— begin —

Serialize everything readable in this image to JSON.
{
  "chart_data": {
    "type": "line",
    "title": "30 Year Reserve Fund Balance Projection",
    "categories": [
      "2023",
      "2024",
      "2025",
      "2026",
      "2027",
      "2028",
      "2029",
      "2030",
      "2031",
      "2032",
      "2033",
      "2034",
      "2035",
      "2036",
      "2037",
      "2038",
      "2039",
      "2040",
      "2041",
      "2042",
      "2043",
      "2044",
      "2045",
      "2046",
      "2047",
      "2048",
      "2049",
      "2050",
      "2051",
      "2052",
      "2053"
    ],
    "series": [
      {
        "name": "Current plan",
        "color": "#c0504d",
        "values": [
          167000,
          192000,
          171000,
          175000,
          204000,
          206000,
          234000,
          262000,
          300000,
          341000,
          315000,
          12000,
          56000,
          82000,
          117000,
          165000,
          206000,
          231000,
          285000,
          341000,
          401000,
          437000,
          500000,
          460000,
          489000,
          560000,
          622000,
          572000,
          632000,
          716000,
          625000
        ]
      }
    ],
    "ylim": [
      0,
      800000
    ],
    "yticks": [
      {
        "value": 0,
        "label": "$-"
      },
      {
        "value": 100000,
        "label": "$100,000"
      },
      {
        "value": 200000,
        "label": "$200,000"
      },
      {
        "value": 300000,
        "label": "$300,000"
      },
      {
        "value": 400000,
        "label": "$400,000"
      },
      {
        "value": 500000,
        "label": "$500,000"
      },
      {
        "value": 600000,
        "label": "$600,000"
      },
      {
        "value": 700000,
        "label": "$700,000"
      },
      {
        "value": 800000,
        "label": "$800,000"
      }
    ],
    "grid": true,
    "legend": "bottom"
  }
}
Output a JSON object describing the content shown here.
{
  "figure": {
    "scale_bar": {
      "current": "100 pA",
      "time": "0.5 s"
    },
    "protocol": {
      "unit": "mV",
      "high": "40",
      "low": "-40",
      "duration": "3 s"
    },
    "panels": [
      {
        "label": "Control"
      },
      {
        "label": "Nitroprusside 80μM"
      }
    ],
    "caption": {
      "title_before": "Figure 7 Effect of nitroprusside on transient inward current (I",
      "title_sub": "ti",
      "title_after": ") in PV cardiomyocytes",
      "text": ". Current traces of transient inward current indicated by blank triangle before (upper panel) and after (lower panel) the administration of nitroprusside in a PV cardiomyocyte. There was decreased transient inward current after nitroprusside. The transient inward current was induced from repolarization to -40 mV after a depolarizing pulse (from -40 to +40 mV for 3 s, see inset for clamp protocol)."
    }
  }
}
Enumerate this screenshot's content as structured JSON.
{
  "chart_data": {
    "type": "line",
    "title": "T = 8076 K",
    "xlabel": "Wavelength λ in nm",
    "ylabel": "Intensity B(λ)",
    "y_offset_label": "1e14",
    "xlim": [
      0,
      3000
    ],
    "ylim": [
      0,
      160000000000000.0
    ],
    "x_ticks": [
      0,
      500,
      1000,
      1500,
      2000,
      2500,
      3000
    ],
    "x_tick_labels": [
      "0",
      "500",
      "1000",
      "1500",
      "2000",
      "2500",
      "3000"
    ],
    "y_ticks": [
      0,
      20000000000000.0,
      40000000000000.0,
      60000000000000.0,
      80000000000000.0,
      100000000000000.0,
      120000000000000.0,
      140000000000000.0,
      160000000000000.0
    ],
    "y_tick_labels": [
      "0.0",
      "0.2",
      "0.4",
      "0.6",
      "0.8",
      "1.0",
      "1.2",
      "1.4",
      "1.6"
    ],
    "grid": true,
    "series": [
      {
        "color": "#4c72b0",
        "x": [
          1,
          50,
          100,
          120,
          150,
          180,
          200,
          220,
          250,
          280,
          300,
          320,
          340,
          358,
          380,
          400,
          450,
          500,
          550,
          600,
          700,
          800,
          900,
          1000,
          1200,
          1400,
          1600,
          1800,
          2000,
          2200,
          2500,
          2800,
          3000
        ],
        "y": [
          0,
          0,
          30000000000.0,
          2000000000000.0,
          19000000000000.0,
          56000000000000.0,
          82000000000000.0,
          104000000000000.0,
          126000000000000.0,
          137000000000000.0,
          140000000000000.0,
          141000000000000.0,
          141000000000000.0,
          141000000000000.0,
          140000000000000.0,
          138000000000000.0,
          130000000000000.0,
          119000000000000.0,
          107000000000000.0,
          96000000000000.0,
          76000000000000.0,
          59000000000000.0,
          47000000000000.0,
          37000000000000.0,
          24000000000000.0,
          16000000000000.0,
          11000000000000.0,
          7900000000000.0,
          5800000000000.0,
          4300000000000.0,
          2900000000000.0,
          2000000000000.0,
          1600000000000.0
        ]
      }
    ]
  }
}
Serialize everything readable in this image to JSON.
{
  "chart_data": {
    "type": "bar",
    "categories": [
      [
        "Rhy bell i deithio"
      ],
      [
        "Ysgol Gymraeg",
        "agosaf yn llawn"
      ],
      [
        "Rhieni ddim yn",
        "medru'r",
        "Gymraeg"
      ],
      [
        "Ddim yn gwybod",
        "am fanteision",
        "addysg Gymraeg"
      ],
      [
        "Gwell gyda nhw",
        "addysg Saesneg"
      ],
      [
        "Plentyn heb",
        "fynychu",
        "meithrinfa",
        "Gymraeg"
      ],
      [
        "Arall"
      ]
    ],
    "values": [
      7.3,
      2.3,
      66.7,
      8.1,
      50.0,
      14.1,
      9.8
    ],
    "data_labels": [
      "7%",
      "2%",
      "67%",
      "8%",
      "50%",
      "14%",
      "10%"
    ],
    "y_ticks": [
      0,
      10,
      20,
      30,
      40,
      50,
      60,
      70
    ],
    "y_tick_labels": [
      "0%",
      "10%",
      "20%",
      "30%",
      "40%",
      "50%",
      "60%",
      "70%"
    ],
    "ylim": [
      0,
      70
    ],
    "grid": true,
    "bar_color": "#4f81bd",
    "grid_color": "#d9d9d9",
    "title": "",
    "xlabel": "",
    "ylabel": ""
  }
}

— end —

Reproduce the complete set of lines precisely as supplied.

Serialize everything readable in this image to JSON.
{
  "chart_data": {
    "type": "line",
    "title": "30 Year Reserve Fund Balance Projection",
    "categories": [
      "2023",
      "2024",
      "2025",
      "2026",
      "2027",
      "2028",
      "2029",
      "2030",
      "2031",
      "2032",
      "2033",
      "2034",
      "2035",
      "2036",
      "2037",
      "2038",
      "2039",
      "2040",
      "2041",
      "2042",
      "2043",
      "2044",
      "2045",
      "2046",
      "2047",
      "2048",
      "2049",
      "2050",
      "2051",
      "2052",
      "2053"
    ],
    "series": [
      {
        "name": "Current plan",
        "color": "#c0504d",
        "values": [
          167000,
          192000,
          171000,
          175000,
          204000,
          206000,
          234000,
          262000,
          300000,
          341000,
          315000,
          12000,
          56000,
          82000,
          117000,
          165000,
          206000,
          231000,
          285000,
          341000,
          401000,
          437000,
          500000,
          460000,
          489000,
          560000,
          622000,
          572000,
          632000,
          716000,
          625000
        ]
      }
    ],
    "ylim": [
      0,
      800000
    ],
    "yticks": [
      {
        "value": 0,
        "label": "$-"
      },
      {
        "value": 100000,
        "label": "$100,000"
      },
      {
        "value": 200000,
        "label": "$200,000"
      },
      {
        "value": 300000,
        "label": "$300,000"
      },
      {
        "value": 400000,
        "label": "$400,000"
      },
      {
        "value": 500000,
        "label": "$500,000"
      },
      {
        "value": 600000,
        "label": "$600,000"
      },
      {
        "value": 700000,
        "label": "$700,000"
      },
      {
        "value": 800000,
        "label": "$800,000"
      }
    ],
    "grid": true,
    "legend": "bottom"
  }
}
Output a JSON object describing the content shown here.
{
  "figure": {
    "scale_bar": {
      "current": "100 pA",
      "time": "0.5 s"
    },
    "protocol": {
      "unit": "mV",
      "high": "40",
      "low": "-40",
      "duration": "3 s"
    },
    "panels": [
      {
        "label": "Control"
      },
      {
        "label": "Nitroprusside 80μM"
      }
    ],
    "caption": {
      "title_before": "Figure 7 Effect of nitroprusside on transient inward current (I",
      "title_sub": "ti",
      "title_after": ") in PV cardiomyocytes",
      "text": ". Current traces of transient inward current indicated by blank triangle before (upper panel) and after (lower panel) the administration of nitroprusside in a PV cardiomyocyte. There was decreased transient inward current after nitroprusside. The transient inward current was induced from repolarization to -40 mV after a depolarizing pulse (from -40 to +40 mV for 3 s, see inset for clamp protocol)."
    }
  }
}
Enumerate this screenshot's content as structured JSON.
{
  "chart_data": {
    "type": "line",
    "title": "T = 8076 K",
    "xlabel": "Wavelength λ in nm",
    "ylabel": "Intensity B(λ)",
    "y_offset_label": "1e14",
    "xlim": [
      0,
      3000
    ],
    "ylim": [
      0,
      160000000000000.0
    ],
    "x_ticks": [
      0,
      500,
      1000,
      1500,
      2000,
      2500,
      3000
    ],
    "x_tick_labels": [
      "0",
      "500",
      "1000",
      "1500",
      "2000",
      "2500",
      "3000"
    ],
    "y_ticks": [
      0,
      20000000000000.0,
      40000000000000.0,
      60000000000000.0,
      80000000000000.0,
      100000000000000.0,
      120000000000000.0,
      140000000000000.0,
      160000000000000.0
    ],
    "y_tick_labels": [
      "0.0",
      "0.2",
      "0.4",
      "0.6",
      "0.8",
      "1.0",
      "1.2",
      "1.4",
      "1.6"
    ],
    "grid": true,
    "series": [
      {
        "color": "#4c72b0",
        "x": [
          1,
          50,
          100,
          120,
          150,
          180,
          200,
          220,
          250,
          280,
          300,
          320,
          340,
          358,
          380,
          400,
          450,
          500,
          550,
          600,
          700,
          800,
          900,
          1000,
          1200,
          1400,
          1600,
          1800,
          2000,
          2200,
          2500,
          2800,
          3000
        ],
        "y": [
          0,
          0,
          30000000000.0,
          2000000000000.0,
          19000000000000.0,
          56000000000000.0,
          82000000000000.0,
          104000000000000.0,
          126000000000000.0,
          137000000000000.0,
          140000000000000.0,
          141000000000000.0,
          141000000000000.0,
          141000000000000.0,
          140000000000000.0,
          138000000000000.0,
          130000000000000.0,
          119000000000000.0,
          107000000000000.0,
          96000000000000.0,
          76000000000000.0,
          59000000000000.0,
          47000000000000.0,
          37000000000000.0,
          24000000000000.0,
          16000000000000.0,
          11000000000000.0,
          7900000000000.0,
          5800000000000.0,
          4300000000000.0,
          2900000000000.0,
          2000000000000.0,
          1600000000000.0
        ]
      }
    ]
  }
}
Serialize everything readable in this image to JSON.
{
  "chart_data": {
    "type": "bar",
    "categories": [
      [
        "Rhy bell i deithio"
      ],
      [
        "Ysgol Gymraeg",
        "agosaf yn llawn"
      ],
      [
        "Rhieni ddim yn",
        "medru'r",
        "Gymraeg"
      ],
      [
        "Ddim yn gwybod",
        "am fanteision",
        "addysg Gymraeg"
      ],
      [
        "Gwell gyda nhw",
        "addysg Saesneg"
      ],
      [
        "Plentyn heb",
        "fynychu",
        "meithrinfa",
        "Gymraeg"
      ],
      [
        "Arall"
      ]
    ],
    "values": [
      7.3,
      2.3,
      66.7,
      8.1,
      50.0,
      14.1,
      9.8
    ],
    "data_labels": [
      "7%",
      "2%",
      "67%",
      "8%",
      "50%",
      "14%",
      "10%"
    ],
    "y_ticks": [
      0,
      10,
      20,
      30,
      40,
      50,
      60,
      70
    ],
    "y_tick_labels": [
      "0%",
      "10%",
      "20%",
      "30%",
      "40%",
      "50%",
      "60%",
      "70%"
    ],
    "ylim": [
      0,
      70
    ],
    "grid": true,
    "bar_color": "#4f81bd",
    "grid_color": "#d9d9d9",
    "title": "",
    "xlabel": "",
    "ylabel": ""
  }
}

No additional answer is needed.